> _What you should do_:
Copy the rows below word for word, leaving the pictures out of your answer.

> _Records supplied_:
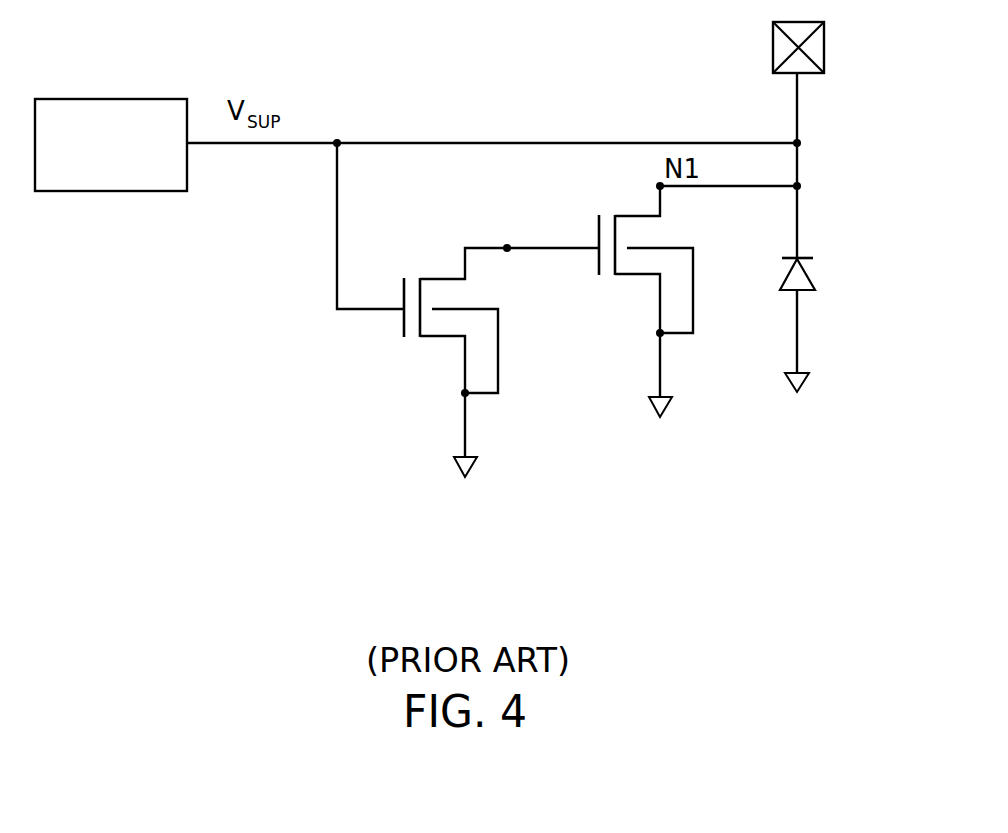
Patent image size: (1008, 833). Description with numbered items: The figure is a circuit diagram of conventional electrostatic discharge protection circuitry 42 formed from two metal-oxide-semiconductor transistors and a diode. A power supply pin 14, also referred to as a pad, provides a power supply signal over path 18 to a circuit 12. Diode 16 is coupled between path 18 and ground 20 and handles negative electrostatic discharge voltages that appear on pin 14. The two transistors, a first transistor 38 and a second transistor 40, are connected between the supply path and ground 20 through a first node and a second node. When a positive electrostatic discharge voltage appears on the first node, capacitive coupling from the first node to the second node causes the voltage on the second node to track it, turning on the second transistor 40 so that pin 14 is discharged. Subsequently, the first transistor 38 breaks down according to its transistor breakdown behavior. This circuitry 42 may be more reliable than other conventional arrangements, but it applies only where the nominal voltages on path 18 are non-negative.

The circuit 12 is at (108, 99).
The power supply pin 14 is at (824, 43).
The diode 16 is at (803, 272).
The path 18 is at (538, 143).
The ground 20 is at (472, 465).
The transistor T1 38 is at (406, 359).
The transistor T2 40 is at (601, 296).
The electrostatic discharge protection circuitry 42 is at (526, 363).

> _Answer to the task_:
Patent image size: (1008, 833). Description with numbered items: The figure is a circuit diagram of conventional electrostatic discharge protection circuitry 42 formed from two metal-oxide-semiconductor transistors and a diode. A power supply pin 14, also referred to as a pad, provides a power supply signal over path 18 to a circuit 12. Diode 16 is coupled between path 18 and ground 20 and handles negative electrostatic discharge voltages that appear on pin 14. The two transistors, a first transistor 38 and a second transistor 40, are connected between the supply path and ground 20 through a first node and a second node. When a positive electrostatic discharge voltage appears on the first node, capacitive coupling from the first node to the second node causes the voltage on the second node to track it, turning on the second transistor 40 so that pin 14 is discharged. Subsequently, the first transistor 38 breaks down according to its transistor breakdown behavior. This circuitry 42 may be more reliable than other conventional arrangements, but it applies only where the nominal voltages on path 18 are non-negative.

The circuit 12 is at (108, 99).
The power supply pin 14 is at (824, 43).
The diode 16 is at (803, 272).
The path 18 is at (538, 143).
The ground 20 is at (472, 465).
The transistor T1 38 is at (406, 359).
The transistor T2 40 is at (601, 296).
The electrostatic discharge protection circuitry 42 is at (526, 363).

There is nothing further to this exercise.